Records contained in a dataset:

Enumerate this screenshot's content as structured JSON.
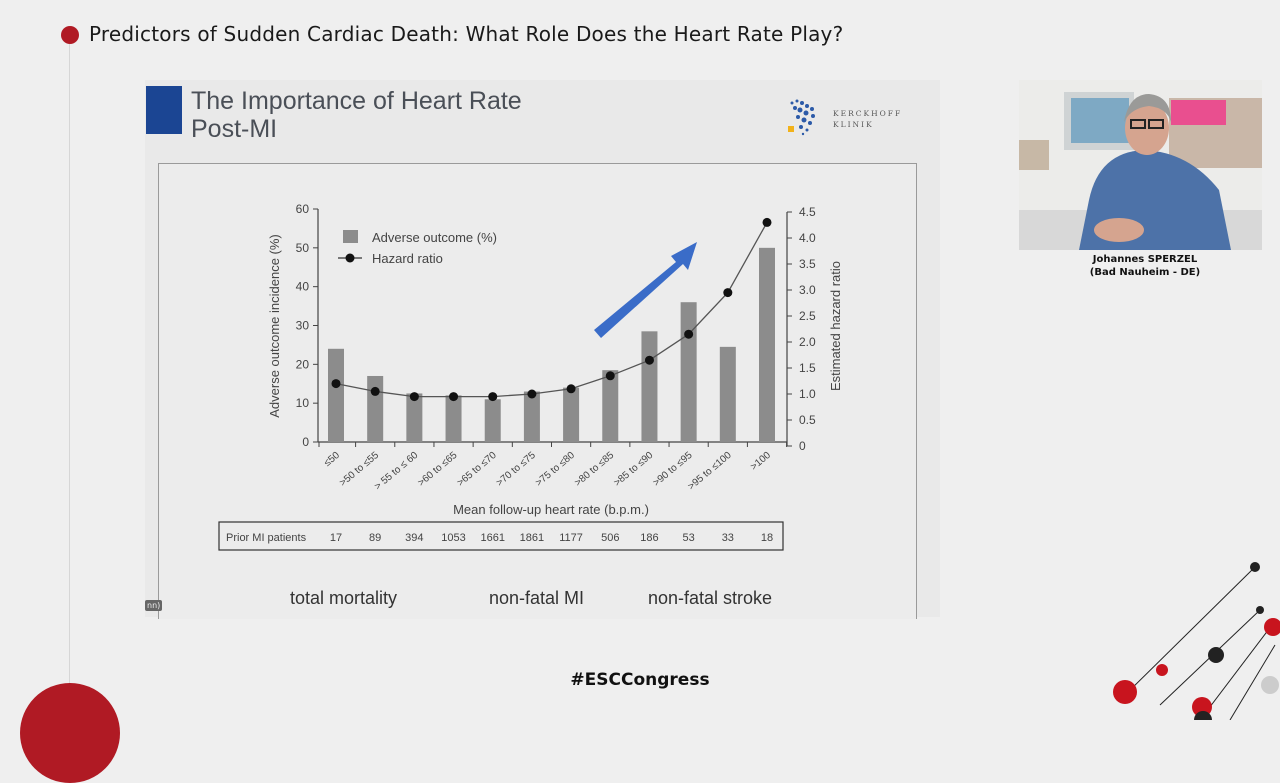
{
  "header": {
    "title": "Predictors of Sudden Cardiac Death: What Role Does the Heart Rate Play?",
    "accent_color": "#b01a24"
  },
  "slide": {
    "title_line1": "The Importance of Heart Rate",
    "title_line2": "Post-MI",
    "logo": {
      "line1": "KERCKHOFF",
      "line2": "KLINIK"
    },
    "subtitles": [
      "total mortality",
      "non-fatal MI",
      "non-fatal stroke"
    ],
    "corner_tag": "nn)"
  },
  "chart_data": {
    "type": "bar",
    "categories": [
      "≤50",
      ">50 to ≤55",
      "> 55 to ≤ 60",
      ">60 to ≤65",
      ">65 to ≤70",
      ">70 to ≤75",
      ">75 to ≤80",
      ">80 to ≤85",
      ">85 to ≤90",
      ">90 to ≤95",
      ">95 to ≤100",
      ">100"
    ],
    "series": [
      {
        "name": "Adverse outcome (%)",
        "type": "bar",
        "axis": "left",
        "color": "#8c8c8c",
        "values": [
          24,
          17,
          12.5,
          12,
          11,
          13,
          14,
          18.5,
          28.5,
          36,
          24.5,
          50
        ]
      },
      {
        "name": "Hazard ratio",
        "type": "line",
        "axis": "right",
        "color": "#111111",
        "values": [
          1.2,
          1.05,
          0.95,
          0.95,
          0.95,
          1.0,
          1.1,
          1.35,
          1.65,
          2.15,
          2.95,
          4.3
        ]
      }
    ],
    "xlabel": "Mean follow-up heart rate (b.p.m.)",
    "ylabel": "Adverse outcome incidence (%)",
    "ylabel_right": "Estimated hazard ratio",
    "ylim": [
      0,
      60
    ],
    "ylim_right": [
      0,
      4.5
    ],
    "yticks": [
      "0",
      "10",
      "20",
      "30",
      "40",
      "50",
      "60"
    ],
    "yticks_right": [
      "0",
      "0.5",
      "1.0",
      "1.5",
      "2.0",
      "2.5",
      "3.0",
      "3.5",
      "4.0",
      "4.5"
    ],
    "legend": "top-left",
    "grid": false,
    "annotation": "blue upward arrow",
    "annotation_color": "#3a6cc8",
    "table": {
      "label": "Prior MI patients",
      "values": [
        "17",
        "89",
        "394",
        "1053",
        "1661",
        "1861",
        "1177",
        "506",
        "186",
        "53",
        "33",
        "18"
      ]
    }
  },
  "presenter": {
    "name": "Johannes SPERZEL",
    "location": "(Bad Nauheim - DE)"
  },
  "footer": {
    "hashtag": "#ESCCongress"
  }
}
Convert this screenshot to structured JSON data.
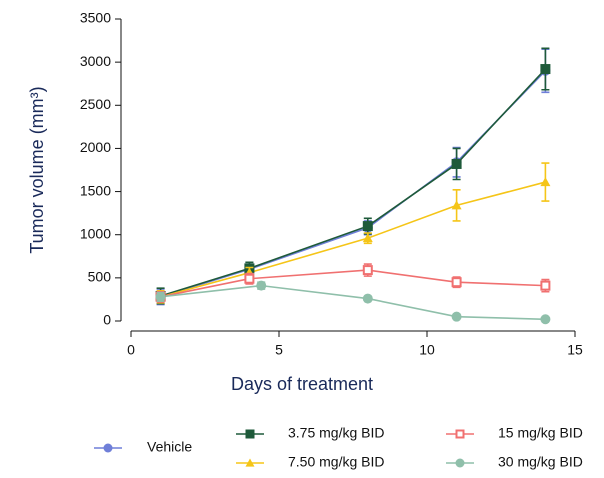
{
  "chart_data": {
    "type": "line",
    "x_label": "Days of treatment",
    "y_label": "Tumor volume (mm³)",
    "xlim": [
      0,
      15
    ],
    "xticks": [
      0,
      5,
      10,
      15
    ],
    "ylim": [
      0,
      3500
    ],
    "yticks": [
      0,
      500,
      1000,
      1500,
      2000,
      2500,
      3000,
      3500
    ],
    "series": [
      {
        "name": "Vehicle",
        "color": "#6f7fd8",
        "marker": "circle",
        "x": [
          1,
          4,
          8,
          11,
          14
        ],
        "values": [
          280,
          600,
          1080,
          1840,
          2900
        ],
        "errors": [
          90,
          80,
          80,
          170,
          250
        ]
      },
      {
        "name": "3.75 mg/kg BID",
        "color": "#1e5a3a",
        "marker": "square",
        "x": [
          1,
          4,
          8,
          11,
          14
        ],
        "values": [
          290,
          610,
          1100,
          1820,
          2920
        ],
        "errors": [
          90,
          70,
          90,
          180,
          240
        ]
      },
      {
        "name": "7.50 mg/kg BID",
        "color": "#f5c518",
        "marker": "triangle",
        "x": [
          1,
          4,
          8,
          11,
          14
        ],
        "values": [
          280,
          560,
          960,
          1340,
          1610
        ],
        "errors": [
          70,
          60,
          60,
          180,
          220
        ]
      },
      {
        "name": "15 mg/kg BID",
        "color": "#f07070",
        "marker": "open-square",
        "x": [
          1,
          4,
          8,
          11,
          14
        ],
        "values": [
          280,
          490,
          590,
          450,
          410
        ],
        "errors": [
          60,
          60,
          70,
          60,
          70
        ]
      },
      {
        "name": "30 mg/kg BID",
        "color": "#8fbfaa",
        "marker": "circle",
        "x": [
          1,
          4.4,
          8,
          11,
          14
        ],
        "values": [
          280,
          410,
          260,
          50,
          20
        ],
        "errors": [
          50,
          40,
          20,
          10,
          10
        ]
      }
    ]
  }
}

▸ **EXERCISE DETAILS**
A picture-free version of all the records, repeated exactly, is what to return.

▸ **SOLUTION FOR THIS TASK**
Enumerate this screenshot's content as structured JSON.
{
  "header": {
    "title": "Predictors of Sudden Cardiac Death: What Role Does the Heart Rate Play?",
    "accent_color": "#b01a24"
  },
  "slide": {
    "title_line1": "The Importance of Heart Rate",
    "title_line2": "Post-MI",
    "logo": {
      "line1": "KERCKHOFF",
      "line2": "KLINIK"
    },
    "subtitles": [
      "total mortality",
      "non-fatal MI",
      "non-fatal stroke"
    ],
    "corner_tag": "nn)"
  },
  "chart_data": {
    "type": "bar",
    "categories": [
      "≤50",
      ">50 to ≤55",
      "> 55 to ≤ 60",
      ">60 to ≤65",
      ">65 to ≤70",
      ">70 to ≤75",
      ">75 to ≤80",
      ">80 to ≤85",
      ">85 to ≤90",
      ">90 to ≤95",
      ">95 to ≤100",
      ">100"
    ],
    "series": [
      {
        "name": "Adverse outcome (%)",
        "type": "bar",
        "axis": "left",
        "color": "#8c8c8c",
        "values": [
          24,
          17,
          12.5,
          12,
          11,
          13,
          14,
          18.5,
          28.5,
          36,
          24.5,
          50
        ]
      },
      {
        "name": "Hazard ratio",
        "type": "line",
        "axis": "right",
        "color": "#111111",
        "values": [
          1.2,
          1.05,
          0.95,
          0.95,
          0.95,
          1.0,
          1.1,
          1.35,
          1.65,
          2.15,
          2.95,
          4.3
        ]
      }
    ],
    "xlabel": "Mean follow-up heart rate (b.p.m.)",
    "ylabel": "Adverse outcome incidence (%)",
    "ylabel_right": "Estimated hazard ratio",
    "ylim": [
      0,
      60
    ],
    "ylim_right": [
      0,
      4.5
    ],
    "yticks": [
      "0",
      "10",
      "20",
      "30",
      "40",
      "50",
      "60"
    ],
    "yticks_right": [
      "0",
      "0.5",
      "1.0",
      "1.5",
      "2.0",
      "2.5",
      "3.0",
      "3.5",
      "4.0",
      "4.5"
    ],
    "legend": "top-left",
    "grid": false,
    "annotation": "blue upward arrow",
    "annotation_color": "#3a6cc8",
    "table": {
      "label": "Prior MI patients",
      "values": [
        "17",
        "89",
        "394",
        "1053",
        "1661",
        "1861",
        "1177",
        "506",
        "186",
        "53",
        "33",
        "18"
      ]
    }
  },
  "presenter": {
    "name": "Johannes SPERZEL",
    "location": "(Bad Nauheim - DE)"
  },
  "footer": {
    "hashtag": "#ESCCongress"
  }
}
Convert this screenshot to structured JSON data.
{
  "chart_data": {
    "type": "line",
    "x_label": "Days of treatment",
    "y_label": "Tumor volume (mm³)",
    "xlim": [
      0,
      15
    ],
    "xticks": [
      0,
      5,
      10,
      15
    ],
    "ylim": [
      0,
      3500
    ],
    "yticks": [
      0,
      500,
      1000,
      1500,
      2000,
      2500,
      3000,
      3500
    ],
    "series": [
      {
        "name": "Vehicle",
        "color": "#6f7fd8",
        "marker": "circle",
        "x": [
          1,
          4,
          8,
          11,
          14
        ],
        "values": [
          280,
          600,
          1080,
          1840,
          2900
        ],
        "errors": [
          90,
          80,
          80,
          170,
          250
        ]
      },
      {
        "name": "3.75 mg/kg BID",
        "color": "#1e5a3a",
        "marker": "square",
        "x": [
          1,
          4,
          8,
          11,
          14
        ],
        "values": [
          290,
          610,
          1100,
          1820,
          2920
        ],
        "errors": [
          90,
          70,
          90,
          180,
          240
        ]
      },
      {
        "name": "7.50 mg/kg BID",
        "color": "#f5c518",
        "marker": "triangle",
        "x": [
          1,
          4,
          8,
          11,
          14
        ],
        "values": [
          280,
          560,
          960,
          1340,
          1610
        ],
        "errors": [
          70,
          60,
          60,
          180,
          220
        ]
      },
      {
        "name": "15 mg/kg BID",
        "color": "#f07070",
        "marker": "open-square",
        "x": [
          1,
          4,
          8,
          11,
          14
        ],
        "values": [
          280,
          490,
          590,
          450,
          410
        ],
        "errors": [
          60,
          60,
          70,
          60,
          70
        ]
      },
      {
        "name": "30 mg/kg BID",
        "color": "#8fbfaa",
        "marker": "circle",
        "x": [
          1,
          4.4,
          8,
          11,
          14
        ],
        "values": [
          280,
          410,
          260,
          50,
          20
        ],
        "errors": [
          50,
          40,
          20,
          10,
          10
        ]
      }
    ]
  }
}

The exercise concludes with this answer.